__MATERIAL SHOWN__:

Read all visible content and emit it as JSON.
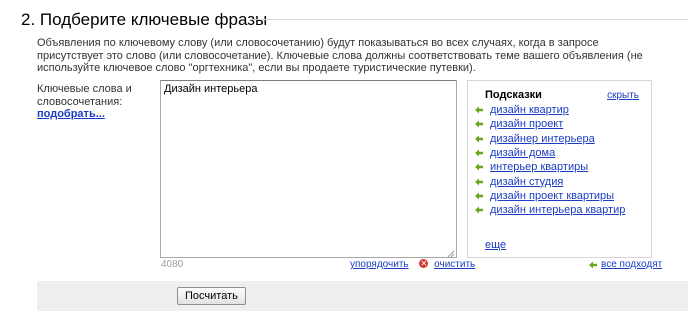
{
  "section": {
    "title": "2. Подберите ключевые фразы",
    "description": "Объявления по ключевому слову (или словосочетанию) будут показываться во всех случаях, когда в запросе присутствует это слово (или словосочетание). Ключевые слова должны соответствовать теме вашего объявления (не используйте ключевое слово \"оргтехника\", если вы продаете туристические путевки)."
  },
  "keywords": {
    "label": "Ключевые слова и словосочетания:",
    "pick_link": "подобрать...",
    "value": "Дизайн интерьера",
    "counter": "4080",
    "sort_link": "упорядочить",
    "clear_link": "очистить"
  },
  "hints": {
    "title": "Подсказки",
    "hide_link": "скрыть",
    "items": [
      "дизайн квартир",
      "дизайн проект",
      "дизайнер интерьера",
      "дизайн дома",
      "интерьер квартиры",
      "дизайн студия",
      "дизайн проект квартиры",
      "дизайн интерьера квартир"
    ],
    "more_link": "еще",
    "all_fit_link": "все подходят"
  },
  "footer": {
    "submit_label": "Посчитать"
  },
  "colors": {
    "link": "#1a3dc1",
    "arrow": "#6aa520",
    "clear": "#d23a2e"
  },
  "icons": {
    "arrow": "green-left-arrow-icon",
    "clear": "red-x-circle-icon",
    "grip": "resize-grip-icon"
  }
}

__WHAT IS REQUIRED__: Output all the records, word for word, with no pictures in the copy.

__RESPONSE__:
Read all visible content and emit it as JSON.
{
  "section": {
    "title": "2. Подберите ключевые фразы",
    "description": "Объявления по ключевому слову (или словосочетанию) будут показываться во всех случаях, когда в запросе присутствует это слово (или словосочетание). Ключевые слова должны соответствовать теме вашего объявления (не используйте ключевое слово \"оргтехника\", если вы продаете туристические путевки)."
  },
  "keywords": {
    "label": "Ключевые слова и словосочетания:",
    "pick_link": "подобрать...",
    "value": "Дизайн интерьера",
    "counter": "4080",
    "sort_link": "упорядочить",
    "clear_link": "очистить"
  },
  "hints": {
    "title": "Подсказки",
    "hide_link": "скрыть",
    "items": [
      "дизайн квартир",
      "дизайн проект",
      "дизайнер интерьера",
      "дизайн дома",
      "интерьер квартиры",
      "дизайн студия",
      "дизайн проект квартиры",
      "дизайн интерьера квартир"
    ],
    "more_link": "еще",
    "all_fit_link": "все подходят"
  },
  "footer": {
    "submit_label": "Посчитать"
  },
  "colors": {
    "link": "#1a3dc1",
    "arrow": "#6aa520",
    "clear": "#d23a2e"
  },
  "icons": {
    "arrow": "green-left-arrow-icon",
    "clear": "red-x-circle-icon",
    "grip": "resize-grip-icon"
  }
}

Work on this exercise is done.